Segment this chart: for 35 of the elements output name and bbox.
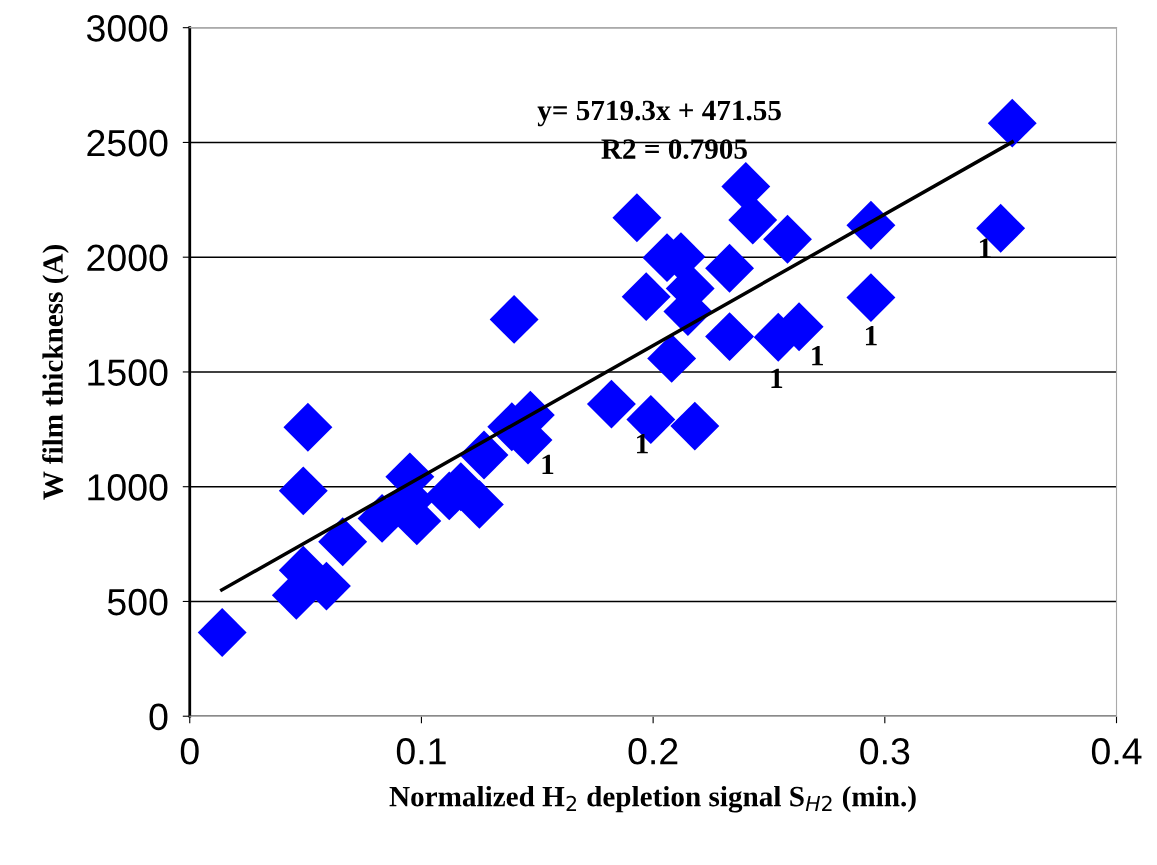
- annotation: y= 5719.3x + 471.55: [537, 100, 781, 127]
- y-tick-label: 1000: [88, 474, 168, 501]
- x-tick-label: 0: [180, 738, 199, 765]
- point: [197, 607, 247, 657]
- point: [987, 98, 1037, 148]
- y-axis-title: W film thickness (A): [42, 245, 69, 500]
- point: [318, 517, 368, 567]
- point: [278, 466, 328, 516]
- annotation: 1: [542, 454, 554, 474]
- point: [705, 243, 755, 293]
- annotation: 1: [637, 434, 648, 454]
- point: [612, 193, 662, 243]
- point: [621, 272, 671, 322]
- annotation: 1: [812, 345, 823, 366]
- annotation: 1: [865, 325, 877, 346]
- y-tick-label: 0: [149, 703, 168, 731]
- annotation: 1: [771, 368, 783, 388]
- x-tick-label: 0.2: [628, 738, 678, 765]
- x-axis-title: Normalized H$_{2}$ depletion signal S$_{H2}$ (min.): [389, 785, 916, 813]
- point: [670, 401, 720, 451]
- y-tick-label: 2000: [87, 244, 168, 272]
- point: [846, 273, 896, 323]
- y-tick-label: 1500: [88, 359, 168, 386]
- x-tick-label: 0.1: [396, 738, 446, 765]
- point: [283, 402, 333, 452]
- point: [489, 294, 539, 344]
- point: [586, 379, 636, 429]
- x-tick-label: 0.3: [860, 738, 910, 765]
- y-tick-label: 3000: [86, 15, 168, 42]
- point: [705, 312, 755, 362]
- x-tick-label: 0.4: [1091, 738, 1142, 765]
- point: [763, 214, 812, 264]
- y-tick-label: 2500: [87, 129, 168, 157]
- y-tick-label: 500: [107, 588, 168, 616]
- point: [647, 333, 697, 383]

* **THE REQUEST**:
Render each line of the entries above as a Markdown table with the columns Row and Text, numbering the rows and skipping any blank lines. Omit the picture from the table.

* **COMPLETE RESPONSE**:
| Row | Text |
|---|---|
| 1 | Segment this chart: for 35 of the elements output name and bbox. |
| 2 | - annotation: y= 5719.3x + 471.55: [537, 100, 781, 127] |
| 3 | - y-tick-label: 1000: [88, 474, 168, 501] |
| 4 | - x-tick-label: 0: [180, 738, 199, 765] |
| 5 | - point: [197, 607, 247, 657] |
| 6 | - point: [987, 98, 1037, 148] |
| 7 | - y-axis-title: W film thickness (A): [42, 245, 69, 500] |
| 8 | - point: [318, 517, 368, 567] |
| 9 | - point: [278, 466, 328, 516] |
| 10 | - annotation: 1: [542, 454, 554, 474] |
| 11 | - point: [705, 243, 755, 293] |
| 12 | - annotation: 1: [637, 434, 648, 454] |
| 13 | - point: [612, 193, 662, 243] |
| 14 | - point: [621, 272, 671, 322] |
| 15 | - annotation: 1: [812, 345, 823, 366] |
| 16 | - annotation: 1: [865, 325, 877, 346] |
| 17 | - y-tick-label: 0: [149, 703, 168, 731] |
| 18 | - annotation: 1: [771, 368, 783, 388] |
| 19 | - x-tick-label: 0.2: [628, 738, 678, 765] |
| 20 | - x-axis-title: Normalized H$_{2}$ depletion signal S$_{H2}$ (min.): [389, 785, 916, 813] |
| 21 | - point: [670, 401, 720, 451] |
| 22 | - y-tick-label: 2000: [87, 244, 168, 272] |
| 23 | - point: [846, 273, 896, 323] |
| 24 | - y-tick-label: 1500: [88, 359, 168, 386] |
| 25 | - x-tick-label: 0.1: [396, 738, 446, 765] |
| 26 | - point: [283, 402, 333, 452] |
| 27 | - point: [489, 294, 539, 344] |
| 28 | - point: [586, 379, 636, 429] |
| 29 | - x-tick-label: 0.3: [860, 738, 910, 765] |
| 30 | - y-tick-label: 3000: [86, 15, 168, 42] |
| 31 | - point: [705, 312, 755, 362] |
| 32 | - x-tick-label: 0.4: [1091, 738, 1142, 765] |
| 33 | - point: [763, 214, 812, 264] |
| 34 | - y-tick-label: 2500: [87, 129, 168, 157] |
| 35 | - y-tick-label: 500: [107, 588, 168, 616] |
| 36 | - point: [647, 333, 697, 383] |